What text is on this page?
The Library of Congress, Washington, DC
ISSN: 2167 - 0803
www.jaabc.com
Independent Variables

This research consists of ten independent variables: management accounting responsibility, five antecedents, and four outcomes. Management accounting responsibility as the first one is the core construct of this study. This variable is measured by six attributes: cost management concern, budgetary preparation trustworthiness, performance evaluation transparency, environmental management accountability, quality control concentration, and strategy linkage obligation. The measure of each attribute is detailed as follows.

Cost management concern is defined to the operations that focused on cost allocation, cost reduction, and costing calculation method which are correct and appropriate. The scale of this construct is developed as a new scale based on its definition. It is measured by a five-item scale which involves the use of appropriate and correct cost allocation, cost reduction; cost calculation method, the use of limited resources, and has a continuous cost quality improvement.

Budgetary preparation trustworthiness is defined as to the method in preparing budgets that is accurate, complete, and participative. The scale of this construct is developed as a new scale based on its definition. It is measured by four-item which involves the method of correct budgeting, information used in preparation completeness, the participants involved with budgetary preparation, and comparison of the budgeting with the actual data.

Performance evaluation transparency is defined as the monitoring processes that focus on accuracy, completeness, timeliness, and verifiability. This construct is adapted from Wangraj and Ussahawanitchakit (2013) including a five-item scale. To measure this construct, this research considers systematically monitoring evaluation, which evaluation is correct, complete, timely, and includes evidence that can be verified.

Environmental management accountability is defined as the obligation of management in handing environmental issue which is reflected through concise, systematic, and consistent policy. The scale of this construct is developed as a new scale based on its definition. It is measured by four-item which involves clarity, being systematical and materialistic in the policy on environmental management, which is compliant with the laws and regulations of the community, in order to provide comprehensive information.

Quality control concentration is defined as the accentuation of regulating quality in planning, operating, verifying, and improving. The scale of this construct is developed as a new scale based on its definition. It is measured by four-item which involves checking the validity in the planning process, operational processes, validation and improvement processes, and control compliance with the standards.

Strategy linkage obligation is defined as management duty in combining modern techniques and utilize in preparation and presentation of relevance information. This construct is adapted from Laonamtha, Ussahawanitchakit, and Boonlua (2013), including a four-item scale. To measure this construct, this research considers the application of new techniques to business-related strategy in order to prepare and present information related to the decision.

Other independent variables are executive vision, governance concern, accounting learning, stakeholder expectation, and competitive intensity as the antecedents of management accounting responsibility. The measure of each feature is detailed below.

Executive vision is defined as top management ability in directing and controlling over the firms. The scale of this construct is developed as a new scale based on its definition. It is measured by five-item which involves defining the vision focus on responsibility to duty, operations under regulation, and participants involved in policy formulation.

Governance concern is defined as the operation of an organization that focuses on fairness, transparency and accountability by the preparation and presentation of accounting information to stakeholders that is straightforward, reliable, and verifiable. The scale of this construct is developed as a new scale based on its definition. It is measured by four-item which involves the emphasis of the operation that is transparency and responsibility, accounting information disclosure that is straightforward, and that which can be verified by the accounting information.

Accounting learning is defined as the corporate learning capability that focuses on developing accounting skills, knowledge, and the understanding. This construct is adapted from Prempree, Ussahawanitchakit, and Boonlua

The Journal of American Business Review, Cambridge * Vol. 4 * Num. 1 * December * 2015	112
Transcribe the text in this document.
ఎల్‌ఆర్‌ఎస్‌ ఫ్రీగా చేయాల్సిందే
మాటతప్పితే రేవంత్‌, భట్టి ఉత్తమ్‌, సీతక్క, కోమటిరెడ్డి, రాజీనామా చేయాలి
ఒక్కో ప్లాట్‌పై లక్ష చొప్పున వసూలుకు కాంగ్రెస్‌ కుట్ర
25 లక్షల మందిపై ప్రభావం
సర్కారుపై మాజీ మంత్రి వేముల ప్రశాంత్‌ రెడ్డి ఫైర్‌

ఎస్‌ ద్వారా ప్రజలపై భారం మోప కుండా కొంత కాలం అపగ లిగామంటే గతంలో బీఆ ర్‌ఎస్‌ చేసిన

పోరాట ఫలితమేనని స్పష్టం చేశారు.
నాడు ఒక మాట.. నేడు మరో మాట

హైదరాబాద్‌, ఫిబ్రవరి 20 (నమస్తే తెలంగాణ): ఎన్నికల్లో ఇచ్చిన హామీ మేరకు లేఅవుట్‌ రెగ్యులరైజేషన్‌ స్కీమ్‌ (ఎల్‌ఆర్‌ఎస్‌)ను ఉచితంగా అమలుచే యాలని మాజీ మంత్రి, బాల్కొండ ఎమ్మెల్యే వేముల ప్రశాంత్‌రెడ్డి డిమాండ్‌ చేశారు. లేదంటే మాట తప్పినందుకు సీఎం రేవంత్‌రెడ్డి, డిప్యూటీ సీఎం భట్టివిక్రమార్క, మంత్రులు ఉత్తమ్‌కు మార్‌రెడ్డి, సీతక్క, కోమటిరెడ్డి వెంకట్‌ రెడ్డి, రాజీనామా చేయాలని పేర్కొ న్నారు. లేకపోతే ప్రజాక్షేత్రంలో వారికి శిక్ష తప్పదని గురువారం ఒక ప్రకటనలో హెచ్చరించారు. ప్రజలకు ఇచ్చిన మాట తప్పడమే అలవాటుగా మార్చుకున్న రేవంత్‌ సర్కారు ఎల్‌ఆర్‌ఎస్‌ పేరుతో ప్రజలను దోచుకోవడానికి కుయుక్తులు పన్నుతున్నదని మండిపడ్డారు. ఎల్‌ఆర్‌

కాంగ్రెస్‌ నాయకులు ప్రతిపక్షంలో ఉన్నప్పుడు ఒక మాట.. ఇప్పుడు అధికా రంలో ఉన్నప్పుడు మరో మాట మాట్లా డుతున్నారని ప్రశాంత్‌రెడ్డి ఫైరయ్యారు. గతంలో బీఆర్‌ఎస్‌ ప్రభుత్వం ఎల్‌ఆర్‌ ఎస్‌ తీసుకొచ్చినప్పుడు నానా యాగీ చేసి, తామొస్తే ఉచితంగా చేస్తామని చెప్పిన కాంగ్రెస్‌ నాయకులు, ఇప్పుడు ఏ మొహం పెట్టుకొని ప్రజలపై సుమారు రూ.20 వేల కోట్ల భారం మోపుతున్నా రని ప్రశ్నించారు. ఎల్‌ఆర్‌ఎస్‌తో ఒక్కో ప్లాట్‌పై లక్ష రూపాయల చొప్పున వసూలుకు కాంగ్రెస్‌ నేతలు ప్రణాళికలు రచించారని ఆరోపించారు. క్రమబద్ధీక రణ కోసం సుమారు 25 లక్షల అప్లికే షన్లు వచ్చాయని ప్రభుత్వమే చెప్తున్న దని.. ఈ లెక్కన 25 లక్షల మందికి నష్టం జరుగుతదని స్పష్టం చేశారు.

--- Problem requirements ---
Restate the data above word for word.

--- The completed task ---
What text is on this page?
The Library of Congress, Washington, DC
ISSN: 2167 - 0803
www.jaabc.com
Independent Variables

This research consists of ten independent variables: management accounting responsibility, five antecedents, and four outcomes. Management accounting responsibility as the first one is the core construct of this study. This variable is measured by six attributes: cost management concern, budgetary preparation trustworthiness, performance evaluation transparency, environmental management accountability, quality control concentration, and strategy linkage obligation. The measure of each attribute is detailed as follows.

Cost management concern is defined to the operations that focused on cost allocation, cost reduction, and costing calculation method which are correct and appropriate. The scale of this construct is developed as a new scale based on its definition. It is measured by a five-item scale which involves the use of appropriate and correct cost allocation, cost reduction; cost calculation method, the use of limited resources, and has a continuous cost quality improvement.

Budgetary preparation trustworthiness is defined as to the method in preparing budgets that is accurate, complete, and participative. The scale of this construct is developed as a new scale based on its definition. It is measured by four-item which involves the method of correct budgeting, information used in preparation completeness, the participants involved with budgetary preparation, and comparison of the budgeting with the actual data.

Performance evaluation transparency is defined as the monitoring processes that focus on accuracy, completeness, timeliness, and verifiability. This construct is adapted from Wangraj and Ussahawanitchakit (2013) including a five-item scale. To measure this construct, this research considers systematically monitoring evaluation, which evaluation is correct, complete, timely, and includes evidence that can be verified.

Environmental management accountability is defined as the obligation of management in handing environmental issue which is reflected through concise, systematic, and consistent policy. The scale of this construct is developed as a new scale based on its definition. It is measured by four-item which involves clarity, being systematical and materialistic in the policy on environmental management, which is compliant with the laws and regulations of the community, in order to provide comprehensive information.

Quality control concentration is defined as the accentuation of regulating quality in planning, operating, verifying, and improving. The scale of this construct is developed as a new scale based on its definition. It is measured by four-item which involves checking the validity in the planning process, operational processes, validation and improvement processes, and control compliance with the standards.

Strategy linkage obligation is defined as management duty in combining modern techniques and utilize in preparation and presentation of relevance information. This construct is adapted from Laonamtha, Ussahawanitchakit, and Boonlua (2013), including a four-item scale. To measure this construct, this research considers the application of new techniques to business-related strategy in order to prepare and present information related to the decision.

Other independent variables are executive vision, governance concern, accounting learning, stakeholder expectation, and competitive intensity as the antecedents of management accounting responsibility. The measure of each feature is detailed below.

Executive vision is defined as top management ability in directing and controlling over the firms. The scale of this construct is developed as a new scale based on its definition. It is measured by five-item which involves defining the vision focus on responsibility to duty, operations under regulation, and participants involved in policy formulation.

Governance concern is defined as the operation of an organization that focuses on fairness, transparency and accountability by the preparation and presentation of accounting information to stakeholders that is straightforward, reliable, and verifiable. The scale of this construct is developed as a new scale based on its definition. It is measured by four-item which involves the emphasis of the operation that is transparency and responsibility, accounting information disclosure that is straightforward, and that which can be verified by the accounting information.

Accounting learning is defined as the corporate learning capability that focuses on developing accounting skills, knowledge, and the understanding. This construct is adapted from Prempree, Ussahawanitchakit, and Boonlua

The Journal of American Business Review, Cambridge * Vol. 4 * Num. 1 * December * 2015	112
Transcribe the text in this document.
ఎల్‌ఆర్‌ఎస్‌ ఫ్రీగా చేయాల్సిందే
మాటతప్పితే రేవంత్‌, భట్టి ఉత్తమ్‌, సీతక్క, కోమటిరెడ్డి, రాజీనామా చేయాలి
ఒక్కో ప్లాట్‌పై లక్ష చొప్పున వసూలుకు కాంగ్రెస్‌ కుట్ర
25 లక్షల మందిపై ప్రభావం
సర్కారుపై మాజీ మంత్రి వేముల ప్రశాంత్‌ రెడ్డి ఫైర్‌

ఎస్‌ ద్వారా ప్రజలపై భారం మోప కుండా కొంత కాలం అపగ లిగామంటే గతంలో బీఆ ర్‌ఎస్‌ చేసిన

పోరాట ఫలితమేనని స్పష్టం చేశారు.
నాడు ఒక మాట.. నేడు మరో మాట

హైదరాబాద్‌, ఫిబ్రవరి 20 (నమస్తే తెలంగాణ): ఎన్నికల్లో ఇచ్చిన హామీ మేరకు లేఅవుట్‌ రెగ్యులరైజేషన్‌ స్కీమ్‌ (ఎల్‌ఆర్‌ఎస్‌)ను ఉచితంగా అమలుచే యాలని మాజీ మంత్రి, బాల్కొండ ఎమ్మెల్యే వేముల ప్రశాంత్‌రెడ్డి డిమాండ్‌ చేశారు. లేదంటే మాట తప్పినందుకు సీఎం రేవంత్‌రెడ్డి, డిప్యూటీ సీఎం భట్టివిక్రమార్క, మంత్రులు ఉత్తమ్‌కు మార్‌రెడ్డి, సీతక్క, కోమటిరెడ్డి వెంకట్‌ రెడ్డి, రాజీనామా చేయాలని పేర్కొ న్నారు. లేకపోతే ప్రజాక్షేత్రంలో వారికి శిక్ష తప్పదని గురువారం ఒక ప్రకటనలో హెచ్చరించారు. ప్రజలకు ఇచ్చిన మాట తప్పడమే అలవాటుగా మార్చుకున్న రేవంత్‌ సర్కారు ఎల్‌ఆర్‌ఎస్‌ పేరుతో ప్రజలను దోచుకోవడానికి కుయుక్తులు పన్నుతున్నదని మండిపడ్డారు. ఎల్‌ఆర్‌

కాంగ్రెస్‌ నాయకులు ప్రతిపక్షంలో ఉన్నప్పుడు ఒక మాట.. ఇప్పుడు అధికా రంలో ఉన్నప్పుడు మరో మాట మాట్లా డుతున్నారని ప్రశాంత్‌రెడ్డి ఫైరయ్యారు. గతంలో బీఆర్‌ఎస్‌ ప్రభుత్వం ఎల్‌ఆర్‌ ఎస్‌ తీసుకొచ్చినప్పుడు నానా యాగీ చేసి, తామొస్తే ఉచితంగా చేస్తామని చెప్పిన కాంగ్రెస్‌ నాయకులు, ఇప్పుడు ఏ మొహం పెట్టుకొని ప్రజలపై సుమారు రూ.20 వేల కోట్ల భారం మోపుతున్నా రని ప్రశ్నించారు. ఎల్‌ఆర్‌ఎస్‌తో ఒక్కో ప్లాట్‌పై లక్ష రూపాయల చొప్పున వసూలుకు కాంగ్రెస్‌ నేతలు ప్రణాళికలు రచించారని ఆరోపించారు. క్రమబద్ధీక రణ కోసం సుమారు 25 లక్షల అప్లికే షన్లు వచ్చాయని ప్రభుత్వమే చెప్తున్న దని.. ఈ లెక్కన 25 లక్షల మందికి నష్టం జరుగుతదని స్పష్టం చేశారు.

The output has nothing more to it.